What is required: Render every line of the material below as a Markdown table with the columns "No." and "Entry", numbering the rows in order and omitting blank lines.
>> begin Working data
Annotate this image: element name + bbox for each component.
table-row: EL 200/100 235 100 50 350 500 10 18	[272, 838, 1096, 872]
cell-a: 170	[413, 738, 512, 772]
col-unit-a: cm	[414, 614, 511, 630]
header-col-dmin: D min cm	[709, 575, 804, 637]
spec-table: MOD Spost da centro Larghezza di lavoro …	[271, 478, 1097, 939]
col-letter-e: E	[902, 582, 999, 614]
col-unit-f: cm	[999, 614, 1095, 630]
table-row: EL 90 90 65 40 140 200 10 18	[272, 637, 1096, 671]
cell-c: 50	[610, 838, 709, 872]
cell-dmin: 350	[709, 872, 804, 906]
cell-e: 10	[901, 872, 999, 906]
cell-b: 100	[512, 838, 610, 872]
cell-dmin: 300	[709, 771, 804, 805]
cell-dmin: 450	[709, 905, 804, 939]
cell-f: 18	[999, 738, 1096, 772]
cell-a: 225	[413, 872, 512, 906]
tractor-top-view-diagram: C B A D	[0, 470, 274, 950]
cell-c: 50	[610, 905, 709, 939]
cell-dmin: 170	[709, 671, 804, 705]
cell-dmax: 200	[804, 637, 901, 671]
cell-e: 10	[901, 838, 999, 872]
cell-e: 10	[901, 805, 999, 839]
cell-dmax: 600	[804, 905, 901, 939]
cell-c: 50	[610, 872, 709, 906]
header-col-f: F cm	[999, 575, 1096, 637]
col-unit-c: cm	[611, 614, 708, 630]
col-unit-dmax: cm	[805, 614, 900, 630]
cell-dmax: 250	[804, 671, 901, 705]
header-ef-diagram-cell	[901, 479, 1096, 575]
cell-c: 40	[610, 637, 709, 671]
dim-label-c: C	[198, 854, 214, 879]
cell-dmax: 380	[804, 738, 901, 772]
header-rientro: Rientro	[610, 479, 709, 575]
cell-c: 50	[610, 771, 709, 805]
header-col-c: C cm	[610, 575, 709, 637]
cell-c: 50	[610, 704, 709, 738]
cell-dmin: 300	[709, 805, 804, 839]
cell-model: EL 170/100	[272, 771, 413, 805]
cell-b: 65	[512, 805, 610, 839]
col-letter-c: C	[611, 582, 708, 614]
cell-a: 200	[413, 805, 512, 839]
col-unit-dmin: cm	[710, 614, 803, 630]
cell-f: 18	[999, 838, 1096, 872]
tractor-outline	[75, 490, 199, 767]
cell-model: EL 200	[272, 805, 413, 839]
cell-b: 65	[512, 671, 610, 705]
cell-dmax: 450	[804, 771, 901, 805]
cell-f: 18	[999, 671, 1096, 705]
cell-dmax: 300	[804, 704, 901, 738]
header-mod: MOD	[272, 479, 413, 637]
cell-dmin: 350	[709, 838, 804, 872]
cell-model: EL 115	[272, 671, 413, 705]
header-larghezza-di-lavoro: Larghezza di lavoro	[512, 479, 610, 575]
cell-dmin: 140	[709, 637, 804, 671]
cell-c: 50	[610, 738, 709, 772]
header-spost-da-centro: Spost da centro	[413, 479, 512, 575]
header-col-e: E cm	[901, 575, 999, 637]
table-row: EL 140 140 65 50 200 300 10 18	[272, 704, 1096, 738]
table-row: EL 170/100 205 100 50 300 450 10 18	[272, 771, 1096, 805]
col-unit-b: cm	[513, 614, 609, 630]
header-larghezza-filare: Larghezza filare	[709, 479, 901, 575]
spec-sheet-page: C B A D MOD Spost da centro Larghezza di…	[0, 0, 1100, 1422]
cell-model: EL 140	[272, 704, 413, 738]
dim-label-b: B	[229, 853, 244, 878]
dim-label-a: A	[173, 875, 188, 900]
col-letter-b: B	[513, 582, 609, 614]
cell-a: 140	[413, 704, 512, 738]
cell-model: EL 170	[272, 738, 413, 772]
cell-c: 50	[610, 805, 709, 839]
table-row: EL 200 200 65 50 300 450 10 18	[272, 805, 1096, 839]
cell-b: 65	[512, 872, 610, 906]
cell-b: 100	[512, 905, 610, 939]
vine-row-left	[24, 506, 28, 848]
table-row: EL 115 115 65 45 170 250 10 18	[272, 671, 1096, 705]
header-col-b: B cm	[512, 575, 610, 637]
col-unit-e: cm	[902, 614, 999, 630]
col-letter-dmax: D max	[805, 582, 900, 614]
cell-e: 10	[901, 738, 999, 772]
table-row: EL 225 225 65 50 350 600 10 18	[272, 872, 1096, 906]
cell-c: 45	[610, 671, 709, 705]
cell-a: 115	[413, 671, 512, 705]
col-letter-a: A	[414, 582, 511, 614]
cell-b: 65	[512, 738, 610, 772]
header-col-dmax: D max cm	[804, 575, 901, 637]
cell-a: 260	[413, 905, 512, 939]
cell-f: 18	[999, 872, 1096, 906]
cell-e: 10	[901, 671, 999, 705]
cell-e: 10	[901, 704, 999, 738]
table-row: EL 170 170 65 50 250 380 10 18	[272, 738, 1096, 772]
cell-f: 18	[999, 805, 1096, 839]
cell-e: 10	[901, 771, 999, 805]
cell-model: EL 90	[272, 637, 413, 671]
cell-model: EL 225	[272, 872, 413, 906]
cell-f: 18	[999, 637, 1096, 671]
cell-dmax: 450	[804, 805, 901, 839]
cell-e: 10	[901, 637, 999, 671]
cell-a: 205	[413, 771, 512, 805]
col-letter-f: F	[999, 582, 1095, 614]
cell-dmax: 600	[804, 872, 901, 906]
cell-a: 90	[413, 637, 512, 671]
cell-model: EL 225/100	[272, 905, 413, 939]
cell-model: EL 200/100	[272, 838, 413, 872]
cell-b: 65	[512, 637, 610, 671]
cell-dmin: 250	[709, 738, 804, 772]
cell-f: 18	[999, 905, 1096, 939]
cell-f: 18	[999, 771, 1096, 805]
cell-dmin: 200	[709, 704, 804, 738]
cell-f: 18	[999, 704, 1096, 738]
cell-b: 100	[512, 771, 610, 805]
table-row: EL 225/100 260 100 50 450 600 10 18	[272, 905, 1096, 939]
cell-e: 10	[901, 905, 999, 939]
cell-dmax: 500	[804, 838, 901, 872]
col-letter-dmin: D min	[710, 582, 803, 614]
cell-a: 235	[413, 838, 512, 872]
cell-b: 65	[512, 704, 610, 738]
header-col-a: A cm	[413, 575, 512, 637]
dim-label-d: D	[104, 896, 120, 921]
>> end Working data
Solution for this problem:
| No. | Entry |
|---|---|
| 1 | Annotate this image: element name + bbox for each component. |
| 2 | table-row: EL 200/100 235 100 50 350 500 10 18	[272, 838, 1096, 872] |
| 3 | cell-a: 170	[413, 738, 512, 772] |
| 4 | col-unit-a: cm	[414, 614, 511, 630] |
| 5 | header-col-dmin: D min cm	[709, 575, 804, 637] |
| 6 | spec-table: MOD Spost da centro Larghezza di lavoro …	[271, 478, 1097, 939] |
| 7 | col-letter-e: E	[902, 582, 999, 614] |
| 8 | col-unit-f: cm	[999, 614, 1095, 630] |
| 9 | table-row: EL 90 90 65 40 140 200 10 18	[272, 637, 1096, 671] |
| 10 | cell-c: 50	[610, 838, 709, 872] |
| 11 | cell-dmin: 350	[709, 872, 804, 906] |
| 12 | cell-e: 10	[901, 872, 999, 906] |
| 13 | cell-b: 100	[512, 838, 610, 872] |
| 14 | cell-dmin: 300	[709, 771, 804, 805] |
| 15 | cell-dmin: 450	[709, 905, 804, 939] |
| 16 | cell-f: 18	[999, 738, 1096, 772] |
| 17 | cell-a: 225	[413, 872, 512, 906] |
| 18 | tractor-top-view-diagram: C B A D	[0, 470, 274, 950] |
| 19 | cell-c: 50	[610, 905, 709, 939] |
| 20 | cell-dmin: 170	[709, 671, 804, 705] |
| 21 | cell-dmax: 200	[804, 637, 901, 671] |
| 22 | cell-e: 10	[901, 838, 999, 872] |
| 23 | cell-e: 10	[901, 805, 999, 839] |
| 24 | cell-dmax: 600	[804, 905, 901, 939] |
| 25 | cell-c: 50	[610, 872, 709, 906] |
| 26 | header-col-f: F cm	[999, 575, 1096, 637] |
| 27 | col-unit-c: cm	[611, 614, 708, 630] |
| 28 | col-unit-dmax: cm	[805, 614, 900, 630] |
| 29 | cell-dmax: 250	[804, 671, 901, 705] |
| 30 | header-ef-diagram-cell	[901, 479, 1096, 575] |
| 31 | cell-c: 40	[610, 637, 709, 671] |
| 32 | dim-label-c: C	[198, 854, 214, 879] |
| 33 | cell-dmax: 380	[804, 738, 901, 772] |
| 34 | header-rientro: Rientro	[610, 479, 709, 575] |
| 35 | cell-c: 50	[610, 771, 709, 805] |
| 36 | header-col-c: C cm	[610, 575, 709, 637] |
| 37 | cell-c: 50	[610, 704, 709, 738] |
| 38 | cell-dmin: 300	[709, 805, 804, 839] |
| 39 | cell-model: EL 170/100	[272, 771, 413, 805] |
| 40 | cell-b: 65	[512, 805, 610, 839] |
| 41 | col-letter-c: C	[611, 582, 708, 614] |
| 42 | cell-a: 200	[413, 805, 512, 839] |
| 43 | col-unit-dmin: cm	[710, 614, 803, 630] |
| 44 | cell-f: 18	[999, 838, 1096, 872] |
| 45 | tractor-outline	[75, 490, 199, 767] |
| 46 | cell-model: EL 200	[272, 805, 413, 839] |
| 47 | cell-b: 65	[512, 671, 610, 705] |
| 48 | cell-dmax: 450	[804, 771, 901, 805] |
| 49 | cell-f: 18	[999, 671, 1096, 705] |
| 50 | cell-dmax: 300	[804, 704, 901, 738] |
| 51 | header-mod: MOD	[272, 479, 413, 637] |
| 52 | cell-dmin: 350	[709, 838, 804, 872] |
| 53 | cell-model: EL 115	[272, 671, 413, 705] |
| 54 | header-larghezza-di-lavoro: Larghezza di lavoro	[512, 479, 610, 575] |
| 55 | cell-dmin: 140	[709, 637, 804, 671] |
| 56 | cell-c: 50	[610, 738, 709, 772] |
| 57 | header-spost-da-centro: Spost da centro	[413, 479, 512, 575] |
| 58 | header-col-e: E cm	[901, 575, 999, 637] |
| 59 | table-row: EL 140 140 65 50 200 300 10 18	[272, 704, 1096, 738] |
| 60 | table-row: EL 170/100 205 100 50 300 450 10 18	[272, 771, 1096, 805] |
| 61 | col-unit-b: cm	[513, 614, 609, 630] |
| 62 | header-larghezza-filare: Larghezza filare	[709, 479, 901, 575] |
| 63 | spec-sheet-page: C B A D MOD Spost da centro Larghezza di…	[0, 0, 1100, 1422] |
| 64 | cell-model: EL 140	[272, 704, 413, 738] |
| 65 | dim-label-b: B	[229, 853, 244, 878] |
| 66 | dim-label-a: A	[173, 875, 188, 900] |
| 67 | col-letter-b: B	[513, 582, 609, 614] |
| 68 | cell-a: 140	[413, 704, 512, 738] |
| 69 | cell-model: EL 170	[272, 738, 413, 772] |
| 70 | cell-c: 50	[610, 805, 709, 839] |
| 71 | table-row: EL 200 200 65 50 300 450 10 18	[272, 805, 1096, 839] |
| 72 | cell-b: 65	[512, 872, 610, 906] |
| 73 | cell-b: 100	[512, 905, 610, 939] |
| 74 | vine-row-left	[24, 506, 28, 848] |
| 75 | table-row: EL 115 115 65 45 170 250 10 18	[272, 671, 1096, 705] |
| 76 | header-col-b: B cm	[512, 575, 610, 637] |
| 77 | col-unit-e: cm	[902, 614, 999, 630] |
| 78 | col-letter-dmax: D max	[805, 582, 900, 614] |
| 79 | cell-e: 10	[901, 738, 999, 772] |
| 80 | table-row: EL 225 225 65 50 350 600 10 18	[272, 872, 1096, 906] |
| 81 | cell-c: 45	[610, 671, 709, 705] |
| 82 | cell-a: 115	[413, 671, 512, 705] |
| 83 | col-letter-a: A	[414, 582, 511, 614] |
| 84 | cell-b: 65	[512, 738, 610, 772] |
| 85 | header-col-dmax: D max cm	[804, 575, 901, 637] |
| 86 | cell-a: 260	[413, 905, 512, 939] |
| 87 | cell-f: 18	[999, 872, 1096, 906] |
| 88 | cell-e: 10	[901, 671, 999, 705] |
| 89 | cell-e: 10	[901, 704, 999, 738] |
| 90 | table-row: EL 170 170 65 50 250 380 10 18	[272, 738, 1096, 772] |
| 91 | cell-f: 18	[999, 805, 1096, 839] |
| 92 | cell-e: 10	[901, 771, 999, 805] |
| 93 | cell-model: EL 90	[272, 637, 413, 671] |
| 94 | cell-model: EL 225	[272, 872, 413, 906] |
| 95 | cell-f: 18	[999, 637, 1096, 671] |
| 96 | cell-dmax: 450	[804, 805, 901, 839] |
| 97 | cell-e: 10	[901, 637, 999, 671] |
| 98 | cell-a: 205	[413, 771, 512, 805] |
| 99 | col-letter-f: F	[999, 582, 1095, 614] |
| 100 | cell-dmax: 600	[804, 872, 901, 906] |
| 101 | cell-a: 90	[413, 637, 512, 671] |
| 102 | cell-model: EL 225/100	[272, 905, 413, 939] |
| 103 | cell-model: EL 200/100	[272, 838, 413, 872] |
| 104 | cell-b: 65	[512, 637, 610, 671] |
| 105 | cell-dmin: 250	[709, 738, 804, 772] |
| 106 | cell-f: 18	[999, 905, 1096, 939] |
| 107 | cell-f: 18	[999, 771, 1096, 805] |
| 108 | cell-dmin: 200	[709, 704, 804, 738] |
| 109 | cell-f: 18	[999, 704, 1096, 738] |
| 110 | cell-b: 100	[512, 771, 610, 805] |
| 111 | table-row: EL 225/100 260 100 50 450 600 10 18	[272, 905, 1096, 939] |
| 112 | cell-e: 10	[901, 905, 999, 939] |
| 113 | cell-dmax: 500	[804, 838, 901, 872] |
| 114 | col-letter-dmin: D min	[710, 582, 803, 614] |
| 115 | cell-a: 235	[413, 838, 512, 872] |
| 116 | cell-b: 65	[512, 704, 610, 738] |
| 117 | header-col-a: A cm	[413, 575, 512, 637] |
| 118 | dim-label-d: D	[104, 896, 120, 921] |